(Figure dataset records)
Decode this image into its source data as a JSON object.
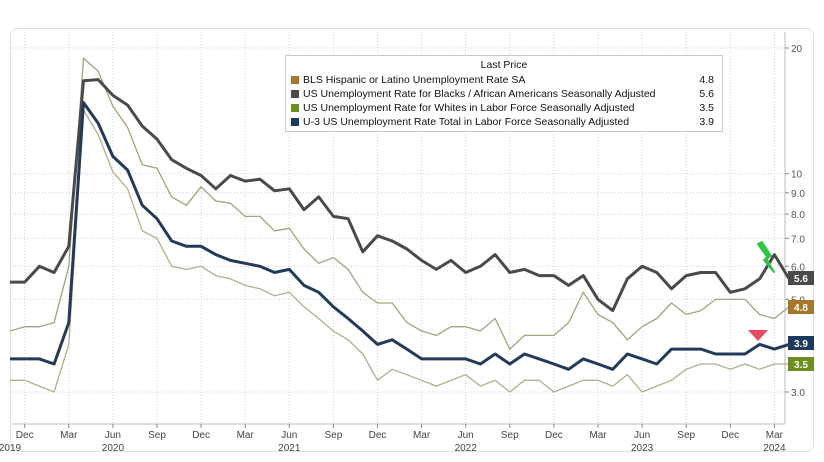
{
  "chart_data": {
    "type": "line",
    "title": "",
    "xlabel": "",
    "ylabel": "",
    "y_scale": "log",
    "ylim": [
      2.6,
      21
    ],
    "grid": true,
    "legend_position": "top-center",
    "legend_title": "Last Price",
    "x_tick_labels": [
      {
        "label": "Dec",
        "date": "2019-12"
      },
      {
        "label": "Mar",
        "date": "2020-03"
      },
      {
        "label": "Jun",
        "date": "2020-06"
      },
      {
        "label": "Sep",
        "date": "2020-09"
      },
      {
        "label": "Dec",
        "date": "2020-12"
      },
      {
        "label": "Mar",
        "date": "2021-03"
      },
      {
        "label": "Jun",
        "date": "2021-06"
      },
      {
        "label": "Sep",
        "date": "2021-09"
      },
      {
        "label": "Dec",
        "date": "2021-12"
      },
      {
        "label": "Mar",
        "date": "2022-03"
      },
      {
        "label": "Jun",
        "date": "2022-06"
      },
      {
        "label": "Sep",
        "date": "2022-09"
      },
      {
        "label": "Dec",
        "date": "2022-12"
      },
      {
        "label": "Mar",
        "date": "2023-03"
      },
      {
        "label": "Jun",
        "date": "2023-06"
      },
      {
        "label": "Sep",
        "date": "2023-09"
      },
      {
        "label": "Dec",
        "date": "2023-12"
      },
      {
        "label": "Mar",
        "date": "2024-03"
      }
    ],
    "year_labels": [
      {
        "label": "2019",
        "date": "2019-11"
      },
      {
        "label": "2020",
        "date": "2020-06"
      },
      {
        "label": "2021",
        "date": "2021-06"
      },
      {
        "label": "2022",
        "date": "2022-06"
      },
      {
        "label": "2023",
        "date": "2023-06"
      },
      {
        "label": "2024",
        "date": "2024-03"
      }
    ],
    "y_ticks": [
      {
        "label": "20",
        "value": 20
      },
      {
        "label": "10",
        "value": 10
      },
      {
        "label": "9.0",
        "value": 9
      },
      {
        "label": "8.0",
        "value": 8
      },
      {
        "label": "7.0",
        "value": 7
      },
      {
        "label": "6.0",
        "value": 6
      },
      {
        "label": "5.0",
        "value": 5
      },
      {
        "label": "3.0",
        "value": 3
      }
    ],
    "x": [
      "2019-11",
      "2019-12",
      "2020-01",
      "2020-02",
      "2020-03",
      "2020-04",
      "2020-05",
      "2020-06",
      "2020-07",
      "2020-08",
      "2020-09",
      "2020-10",
      "2020-11",
      "2020-12",
      "2021-01",
      "2021-02",
      "2021-03",
      "2021-04",
      "2021-05",
      "2021-06",
      "2021-07",
      "2021-08",
      "2021-09",
      "2021-10",
      "2021-11",
      "2021-12",
      "2022-01",
      "2022-02",
      "2022-03",
      "2022-04",
      "2022-05",
      "2022-06",
      "2022-07",
      "2022-08",
      "2022-09",
      "2022-10",
      "2022-11",
      "2022-12",
      "2023-01",
      "2023-02",
      "2023-03",
      "2023-04",
      "2023-05",
      "2023-06",
      "2023-07",
      "2023-08",
      "2023-09",
      "2023-10",
      "2023-11",
      "2023-12",
      "2024-01",
      "2024-02",
      "2024-03",
      "2024-04"
    ],
    "series": [
      {
        "name": "BLS Hispanic or Latino Unemployment Rate SA",
        "color": "#a6a27e",
        "last_value": "4.8",
        "label_color": "#a6772a",
        "values": [
          4.2,
          4.3,
          4.3,
          4.4,
          6.0,
          18.9,
          17.6,
          14.5,
          12.9,
          10.5,
          10.3,
          8.8,
          8.4,
          9.3,
          8.6,
          8.5,
          7.9,
          7.9,
          7.3,
          7.4,
          6.6,
          6.1,
          6.3,
          5.9,
          5.2,
          4.9,
          4.9,
          4.4,
          4.2,
          4.1,
          4.3,
          4.3,
          4.2,
          4.5,
          3.8,
          4.1,
          4.1,
          4.1,
          4.4,
          5.2,
          4.6,
          4.4,
          4.0,
          4.3,
          4.5,
          4.9,
          4.6,
          4.7,
          5.0,
          5.0,
          5.0,
          4.6,
          4.5,
          4.8
        ]
      },
      {
        "name": "US Unemployment Rate for Blacks / African Americans Seasonally Adjusted",
        "color": "#4a4a4a",
        "last_value": "5.6",
        "label_color": "#4a4a4a",
        "values": [
          5.5,
          5.5,
          6.0,
          5.8,
          6.7,
          16.7,
          16.8,
          15.4,
          14.6,
          13.0,
          12.1,
          10.8,
          10.3,
          9.9,
          9.2,
          9.9,
          9.6,
          9.7,
          9.1,
          9.2,
          8.2,
          8.8,
          7.9,
          7.8,
          6.5,
          7.1,
          6.9,
          6.6,
          6.2,
          5.9,
          6.2,
          5.8,
          6.0,
          6.4,
          5.8,
          5.9,
          5.7,
          5.7,
          5.4,
          5.7,
          5.0,
          4.7,
          5.6,
          6.0,
          5.8,
          5.3,
          5.7,
          5.8,
          5.8,
          5.2,
          5.3,
          5.6,
          6.4,
          5.6
        ]
      },
      {
        "name": "US Unemployment Rate for Whites in Labor Force Seasonally Adjusted",
        "color": "#b3ae8c",
        "last_value": "3.5",
        "label_color": "#6b8f1e",
        "values": [
          3.2,
          3.2,
          3.1,
          3.0,
          3.9,
          14.2,
          12.4,
          10.1,
          9.2,
          7.3,
          7.0,
          6.0,
          5.9,
          6.0,
          5.7,
          5.6,
          5.4,
          5.3,
          5.1,
          5.2,
          4.8,
          4.5,
          4.2,
          4.0,
          3.7,
          3.2,
          3.4,
          3.3,
          3.2,
          3.1,
          3.2,
          3.3,
          3.1,
          3.2,
          3.0,
          3.2,
          3.2,
          3.0,
          3.1,
          3.2,
          3.2,
          3.1,
          3.3,
          3.0,
          3.1,
          3.2,
          3.4,
          3.5,
          3.5,
          3.4,
          3.5,
          3.4,
          3.5,
          3.5
        ]
      },
      {
        "name": "U-3 US Unemployment Rate Total in Labor Force Seasonally Adjusted",
        "color": "#233a59",
        "last_value": "3.9",
        "label_color": "#1d3a5e",
        "values": [
          3.6,
          3.6,
          3.6,
          3.5,
          4.4,
          14.8,
          13.2,
          11.0,
          10.2,
          8.4,
          7.8,
          6.9,
          6.7,
          6.7,
          6.4,
          6.2,
          6.1,
          6.0,
          5.8,
          5.9,
          5.4,
          5.2,
          4.8,
          4.5,
          4.2,
          3.9,
          4.0,
          3.8,
          3.6,
          3.6,
          3.6,
          3.6,
          3.5,
          3.7,
          3.5,
          3.7,
          3.6,
          3.5,
          3.4,
          3.6,
          3.5,
          3.4,
          3.7,
          3.6,
          3.5,
          3.8,
          3.8,
          3.8,
          3.7,
          3.7,
          3.7,
          3.9,
          3.8,
          3.9
        ]
      }
    ],
    "annotations": [
      {
        "type": "down-arrow",
        "color": "#31c447",
        "series": "US Unemployment Rate for Blacks / African Americans Seasonally Adjusted"
      },
      {
        "type": "triangle-down",
        "color": "#e84a5f",
        "series": "U-3 US Unemployment Rate Total in Labor Force Seasonally Adjusted"
      }
    ]
  }
}
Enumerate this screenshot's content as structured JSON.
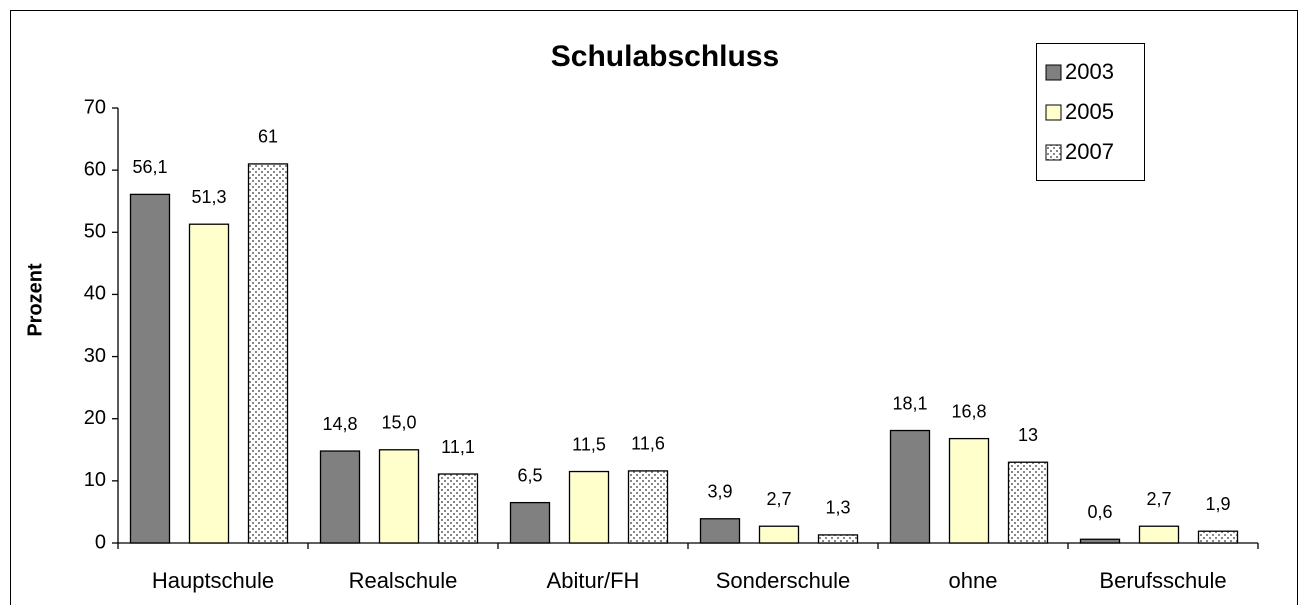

REQUEST
Write out each line of the data that holds the string "Labor".

RESULT
        "name": "US Unemployment Rate for Whites in Labor Force Seasonally Adjusted",
        "name": "U-3 US Unemployment Rate Total in Labor Force Seasonally Adjusted",
        "series": "U-3 US Unemployment Rate Total in Labor Force Seasonally Adjusted"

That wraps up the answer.